EXERCISE INSTRUCTIONS:
All material below is to be reproduced exactly.

TASK DATA:
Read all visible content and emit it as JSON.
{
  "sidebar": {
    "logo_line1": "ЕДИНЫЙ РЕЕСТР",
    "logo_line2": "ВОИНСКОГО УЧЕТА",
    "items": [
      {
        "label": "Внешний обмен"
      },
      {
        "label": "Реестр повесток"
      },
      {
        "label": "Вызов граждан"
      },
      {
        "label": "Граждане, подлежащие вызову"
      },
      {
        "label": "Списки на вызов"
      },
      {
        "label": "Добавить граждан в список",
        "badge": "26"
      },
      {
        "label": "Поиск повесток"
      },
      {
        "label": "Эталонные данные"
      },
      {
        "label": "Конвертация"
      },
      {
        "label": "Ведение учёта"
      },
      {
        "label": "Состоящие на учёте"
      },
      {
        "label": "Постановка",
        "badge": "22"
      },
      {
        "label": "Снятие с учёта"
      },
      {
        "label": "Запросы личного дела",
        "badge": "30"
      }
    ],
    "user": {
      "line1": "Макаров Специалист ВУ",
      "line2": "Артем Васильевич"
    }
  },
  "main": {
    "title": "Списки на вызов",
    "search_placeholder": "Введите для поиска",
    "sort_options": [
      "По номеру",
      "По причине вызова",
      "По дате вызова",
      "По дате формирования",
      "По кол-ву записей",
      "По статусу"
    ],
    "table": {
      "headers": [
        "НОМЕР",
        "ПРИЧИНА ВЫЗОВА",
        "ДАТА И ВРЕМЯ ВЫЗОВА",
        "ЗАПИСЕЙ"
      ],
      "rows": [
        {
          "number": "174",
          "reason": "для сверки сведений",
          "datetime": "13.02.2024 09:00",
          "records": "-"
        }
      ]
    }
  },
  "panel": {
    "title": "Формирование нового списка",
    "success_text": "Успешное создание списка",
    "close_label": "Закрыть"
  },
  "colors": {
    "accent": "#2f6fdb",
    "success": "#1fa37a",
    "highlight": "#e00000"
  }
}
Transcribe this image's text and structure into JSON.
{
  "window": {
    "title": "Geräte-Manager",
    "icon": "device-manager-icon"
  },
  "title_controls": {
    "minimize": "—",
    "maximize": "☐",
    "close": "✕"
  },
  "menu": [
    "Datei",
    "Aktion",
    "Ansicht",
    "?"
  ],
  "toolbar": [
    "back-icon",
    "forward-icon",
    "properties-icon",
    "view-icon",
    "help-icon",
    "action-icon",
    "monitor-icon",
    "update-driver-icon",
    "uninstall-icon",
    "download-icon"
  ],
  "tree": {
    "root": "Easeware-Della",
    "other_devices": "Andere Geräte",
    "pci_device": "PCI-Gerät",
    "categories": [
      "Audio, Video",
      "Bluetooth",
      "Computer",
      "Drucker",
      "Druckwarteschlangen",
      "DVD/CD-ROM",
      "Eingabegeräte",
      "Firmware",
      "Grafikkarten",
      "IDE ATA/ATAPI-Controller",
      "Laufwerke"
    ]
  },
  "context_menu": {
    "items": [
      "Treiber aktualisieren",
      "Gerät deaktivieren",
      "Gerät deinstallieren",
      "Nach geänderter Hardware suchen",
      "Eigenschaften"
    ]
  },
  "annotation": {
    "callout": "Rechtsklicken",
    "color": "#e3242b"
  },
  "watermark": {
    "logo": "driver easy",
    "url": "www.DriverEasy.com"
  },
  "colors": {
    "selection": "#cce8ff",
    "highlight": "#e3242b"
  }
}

SOLUTION TO THIS PROBLEM:
Read all visible content and emit it as JSON.
{
  "sidebar": {
    "logo_line1": "ЕДИНЫЙ РЕЕСТР",
    "logo_line2": "ВОИНСКОГО УЧЕТА",
    "items": [
      {
        "label": "Внешний обмен"
      },
      {
        "label": "Реестр повесток"
      },
      {
        "label": "Вызов граждан"
      },
      {
        "label": "Граждане, подлежащие вызову"
      },
      {
        "label": "Списки на вызов"
      },
      {
        "label": "Добавить граждан в список",
        "badge": "26"
      },
      {
        "label": "Поиск повесток"
      },
      {
        "label": "Эталонные данные"
      },
      {
        "label": "Конвертация"
      },
      {
        "label": "Ведение учёта"
      },
      {
        "label": "Состоящие на учёте"
      },
      {
        "label": "Постановка",
        "badge": "22"
      },
      {
        "label": "Снятие с учёта"
      },
      {
        "label": "Запросы личного дела",
        "badge": "30"
      }
    ],
    "user": {
      "line1": "Макаров Специалист ВУ",
      "line2": "Артем Васильевич"
    }
  },
  "main": {
    "title": "Списки на вызов",
    "search_placeholder": "Введите для поиска",
    "sort_options": [
      "По номеру",
      "По причине вызова",
      "По дате вызова",
      "По дате формирования",
      "По кол-ву записей",
      "По статусу"
    ],
    "table": {
      "headers": [
        "НОМЕР",
        "ПРИЧИНА ВЫЗОВА",
        "ДАТА И ВРЕМЯ ВЫЗОВА",
        "ЗАПИСЕЙ"
      ],
      "rows": [
        {
          "number": "174",
          "reason": "для сверки сведений",
          "datetime": "13.02.2024 09:00",
          "records": "-"
        }
      ]
    }
  },
  "panel": {
    "title": "Формирование нового списка",
    "success_text": "Успешное создание списка",
    "close_label": "Закрыть"
  },
  "colors": {
    "accent": "#2f6fdb",
    "success": "#1fa37a",
    "highlight": "#e00000"
  }
}
Transcribe this image's text and structure into JSON.
{
  "window": {
    "title": "Geräte-Manager",
    "icon": "device-manager-icon"
  },
  "title_controls": {
    "minimize": "—",
    "maximize": "☐",
    "close": "✕"
  },
  "menu": [
    "Datei",
    "Aktion",
    "Ansicht",
    "?"
  ],
  "toolbar": [
    "back-icon",
    "forward-icon",
    "properties-icon",
    "view-icon",
    "help-icon",
    "action-icon",
    "monitor-icon",
    "update-driver-icon",
    "uninstall-icon",
    "download-icon"
  ],
  "tree": {
    "root": "Easeware-Della",
    "other_devices": "Andere Geräte",
    "pci_device": "PCI-Gerät",
    "categories": [
      "Audio, Video",
      "Bluetooth",
      "Computer",
      "Drucker",
      "Druckwarteschlangen",
      "DVD/CD-ROM",
      "Eingabegeräte",
      "Firmware",
      "Grafikkarten",
      "IDE ATA/ATAPI-Controller",
      "Laufwerke"
    ]
  },
  "context_menu": {
    "items": [
      "Treiber aktualisieren",
      "Gerät deaktivieren",
      "Gerät deinstallieren",
      "Nach geänderter Hardware suchen",
      "Eigenschaften"
    ]
  },
  "annotation": {
    "callout": "Rechtsklicken",
    "color": "#e3242b"
  },
  "watermark": {
    "logo": "driver easy",
    "url": "www.DriverEasy.com"
  },
  "colors": {
    "selection": "#cce8ff",
    "highlight": "#e3242b"
  }
}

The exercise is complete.